Data
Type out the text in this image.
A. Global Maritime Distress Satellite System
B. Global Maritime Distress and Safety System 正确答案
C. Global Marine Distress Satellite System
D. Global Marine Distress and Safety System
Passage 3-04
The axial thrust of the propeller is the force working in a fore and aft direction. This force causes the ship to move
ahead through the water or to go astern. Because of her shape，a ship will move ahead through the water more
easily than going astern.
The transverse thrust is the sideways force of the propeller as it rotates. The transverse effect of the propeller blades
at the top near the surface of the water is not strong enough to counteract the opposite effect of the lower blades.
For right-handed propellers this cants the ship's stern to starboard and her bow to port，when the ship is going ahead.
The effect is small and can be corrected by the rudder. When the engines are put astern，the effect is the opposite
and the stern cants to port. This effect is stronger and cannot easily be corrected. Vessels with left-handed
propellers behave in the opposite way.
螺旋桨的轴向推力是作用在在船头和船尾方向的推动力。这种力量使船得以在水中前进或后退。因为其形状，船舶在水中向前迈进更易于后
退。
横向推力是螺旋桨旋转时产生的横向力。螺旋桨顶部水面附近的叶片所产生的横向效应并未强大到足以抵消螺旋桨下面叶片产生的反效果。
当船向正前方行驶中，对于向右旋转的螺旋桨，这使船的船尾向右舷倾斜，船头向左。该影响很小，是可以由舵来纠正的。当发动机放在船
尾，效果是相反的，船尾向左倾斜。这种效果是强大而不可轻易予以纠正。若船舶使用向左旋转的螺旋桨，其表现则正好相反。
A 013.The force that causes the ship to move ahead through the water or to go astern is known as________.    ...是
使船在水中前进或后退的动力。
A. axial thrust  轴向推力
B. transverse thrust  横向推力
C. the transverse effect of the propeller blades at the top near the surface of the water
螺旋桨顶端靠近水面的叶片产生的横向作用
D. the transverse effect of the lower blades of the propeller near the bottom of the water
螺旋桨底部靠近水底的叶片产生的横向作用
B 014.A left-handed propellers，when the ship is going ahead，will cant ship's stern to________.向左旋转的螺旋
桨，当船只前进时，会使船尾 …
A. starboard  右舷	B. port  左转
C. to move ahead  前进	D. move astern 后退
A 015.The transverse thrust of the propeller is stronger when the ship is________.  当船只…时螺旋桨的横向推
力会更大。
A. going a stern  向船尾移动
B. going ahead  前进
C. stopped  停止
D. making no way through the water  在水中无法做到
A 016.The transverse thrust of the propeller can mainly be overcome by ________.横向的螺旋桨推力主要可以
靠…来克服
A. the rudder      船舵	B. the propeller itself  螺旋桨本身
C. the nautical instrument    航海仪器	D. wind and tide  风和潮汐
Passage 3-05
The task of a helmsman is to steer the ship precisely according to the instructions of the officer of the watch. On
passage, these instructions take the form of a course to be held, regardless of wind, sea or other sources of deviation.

Problem to solve
Every entry in the listing must be retyped exactly.

Result below
Type out the text in this image.
A. Global Maritime Distress Satellite System
B. Global Maritime Distress and Safety System 正确答案
C. Global Marine Distress Satellite System
D. Global Marine Distress and Safety System
Passage 3-04
The axial thrust of the propeller is the force working in a fore and aft direction. This force causes the ship to move
ahead through the water or to go astern. Because of her shape，a ship will move ahead through the water more
easily than going astern.
The transverse thrust is the sideways force of the propeller as it rotates. The transverse effect of the propeller blades
at the top near the surface of the water is not strong enough to counteract the opposite effect of the lower blades.
For right-handed propellers this cants the ship's stern to starboard and her bow to port，when the ship is going ahead.
The effect is small and can be corrected by the rudder. When the engines are put astern，the effect is the opposite
and the stern cants to port. This effect is stronger and cannot easily be corrected. Vessels with left-handed
propellers behave in the opposite way.
螺旋桨的轴向推力是作用在在船头和船尾方向的推动力。这种力量使船得以在水中前进或后退。因为其形状，船舶在水中向前迈进更易于后
退。
横向推力是螺旋桨旋转时产生的横向力。螺旋桨顶部水面附近的叶片所产生的横向效应并未强大到足以抵消螺旋桨下面叶片产生的反效果。
当船向正前方行驶中，对于向右旋转的螺旋桨，这使船的船尾向右舷倾斜，船头向左。该影响很小，是可以由舵来纠正的。当发动机放在船
尾，效果是相反的，船尾向左倾斜。这种效果是强大而不可轻易予以纠正。若船舶使用向左旋转的螺旋桨，其表现则正好相反。
A 013.The force that causes the ship to move ahead through the water or to go astern is known as________.    ...是
使船在水中前进或后退的动力。
A. axial thrust  轴向推力
B. transverse thrust  横向推力
C. the transverse effect of the propeller blades at the top near the surface of the water
螺旋桨顶端靠近水面的叶片产生的横向作用
D. the transverse effect of the lower blades of the propeller near the bottom of the water
螺旋桨底部靠近水底的叶片产生的横向作用
B 014.A left-handed propellers，when the ship is going ahead，will cant ship's stern to________.向左旋转的螺旋
桨，当船只前进时，会使船尾 …
A. starboard  右舷	B. port  左转
C. to move ahead  前进	D. move astern 后退
A 015.The transverse thrust of the propeller is stronger when the ship is________.  当船只…时螺旋桨的横向推
力会更大。
A. going a stern  向船尾移动
B. going ahead  前进
C. stopped  停止
D. making no way through the water  在水中无法做到
A 016.The transverse thrust of the propeller can mainly be overcome by ________.横向的螺旋桨推力主要可以
靠…来克服
A. the rudder      船舵	B. the propeller itself  螺旋桨本身
C. the nautical instrument    航海仪器	D. wind and tide  风和潮汐
Passage 3-05
The task of a helmsman is to steer the ship precisely according to the instructions of the officer of the watch. On
passage, these instructions take the form of a course to be held, regardless of wind, sea or other sources of deviation.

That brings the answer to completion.